Supplied text —
AFGHANISTAN: The Afghan Desert Community Where Women are Hidden Away and Child Brides Sold for $20,000

Date: 
Thursday, May 19, 2011
Source: 
London Evening Standard
Countries: 
Asia
Southern Asia
Afghanistan
PeaceWomen Consolidated Themes: 
Sexual and Gender-Based Violence
Human Rights

It is the malaria season in Khan Neshin, the wild south of Helmand, just 50 miles from the border with Pakistan.

Mosquitoes thrive in the fetid pools along the river. In the dry fields the last of the poppy harvest is being gathered - and this year it's a bumper crop.

The hardy community of Khan Neshin is a harsh reality check for the project to build a new Afghanistan. As a work in progress at best, the progress comes no slower than in these harsh desert lands of Baluchistan.

"At least 70 per cent of all crops here are poppy," said district governor Massoud Jan, 28, a
rising star in the politics of the Baluch community, who are in a slight majority here. "The soil is so full of salt the farmers believe it is the only thing guaranteed to grow."

Collected data entries:

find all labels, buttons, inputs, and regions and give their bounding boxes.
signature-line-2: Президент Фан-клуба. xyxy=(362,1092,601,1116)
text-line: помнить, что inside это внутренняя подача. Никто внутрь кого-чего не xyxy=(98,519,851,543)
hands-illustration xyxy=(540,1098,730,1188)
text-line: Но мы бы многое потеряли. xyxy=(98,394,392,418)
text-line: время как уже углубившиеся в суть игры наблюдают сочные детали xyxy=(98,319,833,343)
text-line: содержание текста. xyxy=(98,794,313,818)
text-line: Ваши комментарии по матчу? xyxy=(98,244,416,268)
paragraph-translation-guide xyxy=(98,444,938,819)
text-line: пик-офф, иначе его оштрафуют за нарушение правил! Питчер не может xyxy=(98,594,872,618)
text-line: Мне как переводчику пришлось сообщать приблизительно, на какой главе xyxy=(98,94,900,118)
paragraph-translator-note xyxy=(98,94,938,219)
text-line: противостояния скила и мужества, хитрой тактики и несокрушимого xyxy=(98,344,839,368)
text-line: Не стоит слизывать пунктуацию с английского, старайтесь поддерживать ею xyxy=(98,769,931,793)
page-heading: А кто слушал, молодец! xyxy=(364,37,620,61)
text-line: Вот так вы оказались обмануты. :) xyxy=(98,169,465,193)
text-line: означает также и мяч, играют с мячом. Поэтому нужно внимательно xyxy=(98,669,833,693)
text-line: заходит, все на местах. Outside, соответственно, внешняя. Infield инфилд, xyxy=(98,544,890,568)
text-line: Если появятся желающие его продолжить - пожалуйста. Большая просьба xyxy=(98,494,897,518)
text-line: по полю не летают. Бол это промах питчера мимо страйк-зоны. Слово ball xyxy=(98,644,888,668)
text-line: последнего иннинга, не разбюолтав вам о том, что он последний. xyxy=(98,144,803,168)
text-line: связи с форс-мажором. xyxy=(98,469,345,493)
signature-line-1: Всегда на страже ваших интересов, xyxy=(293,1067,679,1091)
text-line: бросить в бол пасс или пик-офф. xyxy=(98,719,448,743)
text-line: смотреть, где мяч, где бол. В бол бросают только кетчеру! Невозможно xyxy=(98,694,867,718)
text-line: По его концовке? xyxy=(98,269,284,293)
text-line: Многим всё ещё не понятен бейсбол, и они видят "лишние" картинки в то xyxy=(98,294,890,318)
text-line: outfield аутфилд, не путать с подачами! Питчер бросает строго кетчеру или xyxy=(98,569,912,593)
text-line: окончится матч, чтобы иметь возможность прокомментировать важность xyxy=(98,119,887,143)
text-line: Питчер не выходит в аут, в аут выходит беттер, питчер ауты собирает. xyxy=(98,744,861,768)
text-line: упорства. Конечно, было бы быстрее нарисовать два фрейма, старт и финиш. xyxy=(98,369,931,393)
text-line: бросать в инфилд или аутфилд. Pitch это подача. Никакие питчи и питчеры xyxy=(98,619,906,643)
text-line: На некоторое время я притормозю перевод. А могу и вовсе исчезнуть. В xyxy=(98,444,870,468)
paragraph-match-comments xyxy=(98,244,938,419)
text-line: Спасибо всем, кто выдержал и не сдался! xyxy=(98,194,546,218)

Problem — Continue the article about women and child brides in Khan Neshin, Afghanistan, picking up right after its last sentence.

Result of the exercise —
Opium is a powerful symbol of wealth, and used as an alternative currency. Fighting disease, the mosquitoes and the heat - soon the temperature will be well over 50C - is a full-time survival game. The last attack by the Taliban was four months ago.

A sense of security coincided with the arrival of the US Marines last year. "The biggest problem is water - bad water everywhere," said Matin, who runs the Ekram Pharmacy, a mudbrick shop in the bazaar.

All his wares are for cleaning water, malaria and baby care.

"The trouble is that the sewage goes into the canal ditches, which are used for washing, drinking and cooking."

"We're getting more than 20 malaria cases a month and of those, four or five die and that will go on through the summer," explains Jilani Sherifi, 36, a pharmacist and clinician, or "barefoot doctor", at the rudimentary clinic on the edge of town.

More worrying is the condition of mothers and children. "We get about 600 births each year in a community of just over 21,000. Of these 30 per cent will die, most between the age of 10 days and one month. And at least 10 per cent - some 60 to 70 - of those mothers will die in childbirth every year. It's down to the food and the water.

The mothers just can't sustain the babies."
Part of the problem is that there are no midwives and the men will not let their wives and daughters be treated by male doctors and nurses.

There is also a deeper problem weighing on the doctor's mind -as I was told by a good friend of his, Omar. "My friend told me he was really distressed by a 13-year-old brought to him by an old man in his sixties.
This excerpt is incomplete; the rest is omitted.